** begin Stored records **

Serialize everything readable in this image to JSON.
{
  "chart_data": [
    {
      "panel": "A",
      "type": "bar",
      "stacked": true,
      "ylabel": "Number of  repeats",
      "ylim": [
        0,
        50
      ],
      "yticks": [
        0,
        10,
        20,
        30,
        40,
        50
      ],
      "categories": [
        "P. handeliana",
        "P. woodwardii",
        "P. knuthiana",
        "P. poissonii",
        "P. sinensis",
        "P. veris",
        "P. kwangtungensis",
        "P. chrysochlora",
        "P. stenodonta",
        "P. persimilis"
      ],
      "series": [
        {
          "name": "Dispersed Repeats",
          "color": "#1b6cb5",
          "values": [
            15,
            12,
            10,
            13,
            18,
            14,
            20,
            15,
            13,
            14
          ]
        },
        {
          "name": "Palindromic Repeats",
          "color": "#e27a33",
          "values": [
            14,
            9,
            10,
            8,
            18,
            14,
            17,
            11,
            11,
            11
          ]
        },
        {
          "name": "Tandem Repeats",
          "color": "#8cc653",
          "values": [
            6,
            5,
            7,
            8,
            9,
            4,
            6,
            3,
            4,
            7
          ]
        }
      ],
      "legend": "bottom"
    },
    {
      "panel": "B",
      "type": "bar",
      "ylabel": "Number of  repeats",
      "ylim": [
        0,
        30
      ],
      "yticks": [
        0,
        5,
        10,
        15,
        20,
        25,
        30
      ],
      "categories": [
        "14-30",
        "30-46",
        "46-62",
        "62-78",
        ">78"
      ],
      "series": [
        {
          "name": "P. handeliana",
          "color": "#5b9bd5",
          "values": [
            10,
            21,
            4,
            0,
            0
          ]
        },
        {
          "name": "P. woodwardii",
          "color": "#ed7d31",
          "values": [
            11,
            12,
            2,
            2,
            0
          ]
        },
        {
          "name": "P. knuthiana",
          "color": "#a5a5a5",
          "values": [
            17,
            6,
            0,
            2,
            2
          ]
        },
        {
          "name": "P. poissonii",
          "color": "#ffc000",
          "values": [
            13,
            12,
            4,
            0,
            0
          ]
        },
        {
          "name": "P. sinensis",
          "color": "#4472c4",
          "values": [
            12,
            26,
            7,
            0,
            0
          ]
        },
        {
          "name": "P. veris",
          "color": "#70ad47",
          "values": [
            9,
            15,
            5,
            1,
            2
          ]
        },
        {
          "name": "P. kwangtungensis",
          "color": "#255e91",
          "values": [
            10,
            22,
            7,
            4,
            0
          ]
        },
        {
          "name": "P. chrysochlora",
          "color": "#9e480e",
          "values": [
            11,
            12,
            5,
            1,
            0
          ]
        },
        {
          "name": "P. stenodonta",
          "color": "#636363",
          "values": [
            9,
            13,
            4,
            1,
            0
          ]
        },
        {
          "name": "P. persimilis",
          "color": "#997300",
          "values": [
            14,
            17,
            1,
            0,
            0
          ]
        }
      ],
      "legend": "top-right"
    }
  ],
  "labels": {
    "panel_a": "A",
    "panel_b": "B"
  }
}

** end Stored records **

Reproduce every line of the material above exactly.

**Exercise answer**
Serialize everything readable in this image to JSON.
{
  "chart_data": [
    {
      "panel": "A",
      "type": "bar",
      "stacked": true,
      "ylabel": "Number of  repeats",
      "ylim": [
        0,
        50
      ],
      "yticks": [
        0,
        10,
        20,
        30,
        40,
        50
      ],
      "categories": [
        "P. handeliana",
        "P. woodwardii",
        "P. knuthiana",
        "P. poissonii",
        "P. sinensis",
        "P. veris",
        "P. kwangtungensis",
        "P. chrysochlora",
        "P. stenodonta",
        "P. persimilis"
      ],
      "series": [
        {
          "name": "Dispersed Repeats",
          "color": "#1b6cb5",
          "values": [
            15,
            12,
            10,
            13,
            18,
            14,
            20,
            15,
            13,
            14
          ]
        },
        {
          "name": "Palindromic Repeats",
          "color": "#e27a33",
          "values": [
            14,
            9,
            10,
            8,
            18,
            14,
            17,
            11,
            11,
            11
          ]
        },
        {
          "name": "Tandem Repeats",
          "color": "#8cc653",
          "values": [
            6,
            5,
            7,
            8,
            9,
            4,
            6,
            3,
            4,
            7
          ]
        }
      ],
      "legend": "bottom"
    },
    {
      "panel": "B",
      "type": "bar",
      "ylabel": "Number of  repeats",
      "ylim": [
        0,
        30
      ],
      "yticks": [
        0,
        5,
        10,
        15,
        20,
        25,
        30
      ],
      "categories": [
        "14-30",
        "30-46",
        "46-62",
        "62-78",
        ">78"
      ],
      "series": [
        {
          "name": "P. handeliana",
          "color": "#5b9bd5",
          "values": [
            10,
            21,
            4,
            0,
            0
          ]
        },
        {
          "name": "P. woodwardii",
          "color": "#ed7d31",
          "values": [
            11,
            12,
            2,
            2,
            0
          ]
        },
        {
          "name": "P. knuthiana",
          "color": "#a5a5a5",
          "values": [
            17,
            6,
            0,
            2,
            2
          ]
        },
        {
          "name": "P. poissonii",
          "color": "#ffc000",
          "values": [
            13,
            12,
            4,
            0,
            0
          ]
        },
        {
          "name": "P. sinensis",
          "color": "#4472c4",
          "values": [
            12,
            26,
            7,
            0,
            0
          ]
        },
        {
          "name": "P. veris",
          "color": "#70ad47",
          "values": [
            9,
            15,
            5,
            1,
            2
          ]
        },
        {
          "name": "P. kwangtungensis",
          "color": "#255e91",
          "values": [
            10,
            22,
            7,
            4,
            0
          ]
        },
        {
          "name": "P. chrysochlora",
          "color": "#9e480e",
          "values": [
            11,
            12,
            5,
            1,
            0
          ]
        },
        {
          "name": "P. stenodonta",
          "color": "#636363",
          "values": [
            9,
            13,
            4,
            1,
            0
          ]
        },
        {
          "name": "P. persimilis",
          "color": "#997300",
          "values": [
            14,
            17,
            1,
            0,
            0
          ]
        }
      ],
      "legend": "top-right"
    }
  ],
  "labels": {
    "panel_a": "A",
    "panel_b": "B"
  }
}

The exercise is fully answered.